[Data entries]
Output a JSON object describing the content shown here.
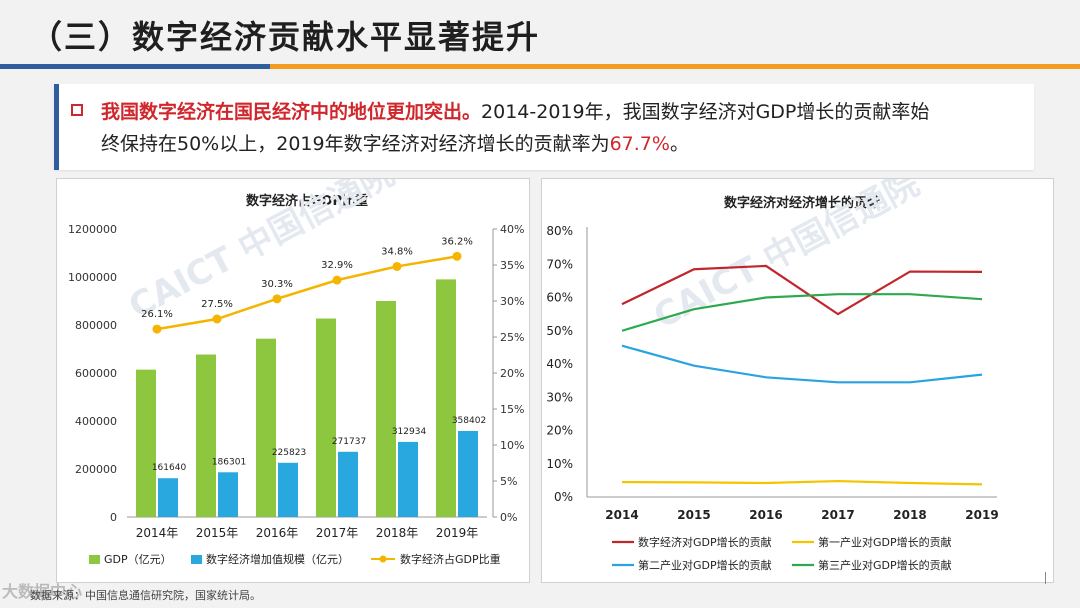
{
  "header": {
    "title": "（三）数字经济贡献水平显著提升"
  },
  "callout": {
    "lead": "我国数字经济在国民经济中的地位更加突出。",
    "text1": "2014-2019年，我国数字经济对GDP增长的贡献率始",
    "text2": "终保持在50%以上，2019年数字经济对经济增长的贡献率为",
    "highlight": "67.7%",
    "end": "。"
  },
  "watermark_text": "CAICT 中国信通院",
  "footer": {
    "source": "数据来源：中国信息通信研究院，国家统计局。",
    "corner_logo": "大数据中心"
  },
  "colors": {
    "gdp_bar": "#8dc63f",
    "digital_bar": "#29a8e0",
    "share_line": "#f5b400",
    "series_digital": "#c0272d",
    "series_primary": "#f5c400",
    "series_secondary": "#2aa4e0",
    "series_tertiary": "#2da94f"
  },
  "chart_data": [
    {
      "type": "bar",
      "title": "数字经济占GDP比重",
      "categories": [
        "2014年",
        "2015年",
        "2016年",
        "2017年",
        "2018年",
        "2019年"
      ],
      "series": [
        {
          "name": "GDP（亿元）",
          "values": [
            614000,
            677000,
            743000,
            827000,
            900000,
            990000
          ]
        },
        {
          "name": "数字经济增加值规模（亿元）",
          "values": [
            161640,
            186301,
            225823,
            271737,
            312934,
            358402
          ]
        }
      ],
      "line_series": {
        "name": "数字经济占GDP比重",
        "values": [
          26.1,
          27.5,
          30.3,
          32.9,
          34.8,
          36.2
        ],
        "labels": [
          "26.1%",
          "27.5%",
          "30.3%",
          "32.9%",
          "34.8%",
          "36.2%"
        ]
      },
      "y_left": {
        "range": [
          0,
          1200000
        ],
        "ticks": [
          "0",
          "200000",
          "400000",
          "600000",
          "800000",
          "1000000",
          "1200000"
        ]
      },
      "y_right": {
        "range": [
          0,
          40
        ],
        "ticks": [
          "0%",
          "5%",
          "10%",
          "15%",
          "20%",
          "25%",
          "30%",
          "35%",
          "40%"
        ]
      },
      "bar_labels": [
        "161640",
        "186301",
        "225823",
        "271737",
        "312934",
        "358402"
      ],
      "legend": [
        "GDP（亿元）",
        "数字经济增加值规模（亿元）",
        "数字经济占GDP比重"
      ]
    },
    {
      "type": "line",
      "title": "数字经济对经济增长的贡献",
      "x": [
        "2014",
        "2015",
        "2016",
        "2017",
        "2018",
        "2019"
      ],
      "ylim": [
        0,
        80
      ],
      "y_ticks": [
        "0%",
        "10%",
        "20%",
        "30%",
        "40%",
        "50%",
        "60%",
        "70%",
        "80%"
      ],
      "series": [
        {
          "name": "数字经济对GDP增长的贡献",
          "values": [
            58,
            68.5,
            69.5,
            55,
            67.8,
            67.7
          ]
        },
        {
          "name": "第一产业对GDP增长的贡献",
          "values": [
            4.5,
            4.4,
            4.2,
            4.8,
            4.2,
            3.8
          ]
        },
        {
          "name": "第二产业对GDP增长的贡献",
          "values": [
            45.5,
            39.5,
            36,
            34.5,
            34.5,
            36.8
          ]
        },
        {
          "name": "第三产业对GDP增长的贡献",
          "values": [
            50,
            56.5,
            60,
            61,
            61,
            59.5
          ]
        }
      ]
    }
  ]
}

Directions: Take each line of the material that contains the word "数字经济占GDP比重" and list it.

Task output:
      "title": "数字经济占GDP比重",
        "name": "数字经济占GDP比重",
        "数字经济占GDP比重"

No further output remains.